(Image-based layout entries)
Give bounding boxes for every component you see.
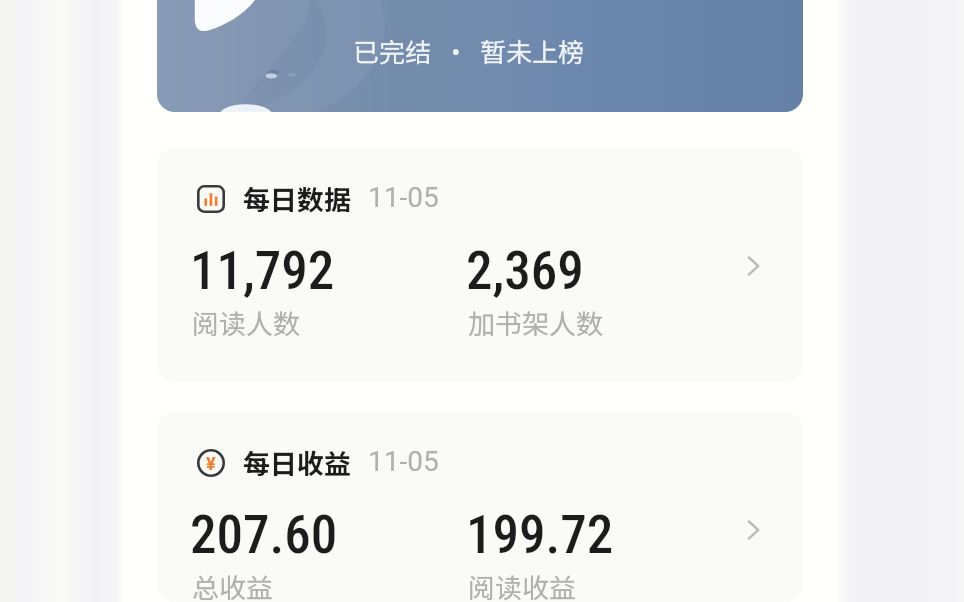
button[interactable]: 查看详情 — [731, 508, 775, 552]
button[interactable]: 已完结 · 暂未上榜 — [157, 0, 803, 112]
staticText: 11-05 — [368, 445, 439, 478]
staticText: 阅读收益 — [468, 567, 576, 602]
button[interactable]: 查看详情 — [731, 244, 775, 288]
staticText: 207.60 — [190, 504, 338, 566]
staticText: 加书架人数 — [468, 303, 603, 342]
staticText: 每日收益 — [243, 443, 351, 482]
staticText: 2,369 — [466, 240, 584, 302]
staticText: ¥ — [206, 453, 216, 474]
staticText: 总收益 — [192, 567, 273, 602]
button[interactable]: 每日数据 — [157, 148, 803, 382]
staticText: 11,792 — [190, 240, 335, 302]
staticText: 每日数据 — [243, 179, 351, 218]
staticText: 11-05 — [368, 181, 439, 214]
staticText: 199.72 — [466, 504, 614, 566]
staticText: 已完结 · 暂未上榜 — [353, 32, 585, 70]
button[interactable]: ¥ — [157, 412, 803, 602]
staticText: 阅读人数 — [192, 303, 300, 342]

**GIVEN INSTRUCTION**
Copy everything from the line containing "button[interactable]: 查看详情 — [731, 508, 775, 552]" down to the line containing "button[interactable]: 每日数据 —", both ends included, without changing a single character.

**TASK RESULT**
button[interactable]: 查看详情 — [731, 508, 775, 552]
button[interactable]: 已完结 · 暂未上榜 — [157, 0, 803, 112]
staticText: 11-05 — [368, 445, 439, 478]
staticText: 阅读收益 — [468, 567, 576, 602]
button[interactable]: 查看详情 — [731, 244, 775, 288]
staticText: 207.60 — [190, 504, 338, 566]
staticText: 加书架人数 — [468, 303, 603, 342]
staticText: 每日收益 — [243, 443, 351, 482]
staticText: 2,369 — [466, 240, 584, 302]
staticText: ¥ — [206, 453, 216, 474]
staticText: 总收益 — [192, 567, 273, 602]
button[interactable]: 每日数据 — [157, 148, 803, 382]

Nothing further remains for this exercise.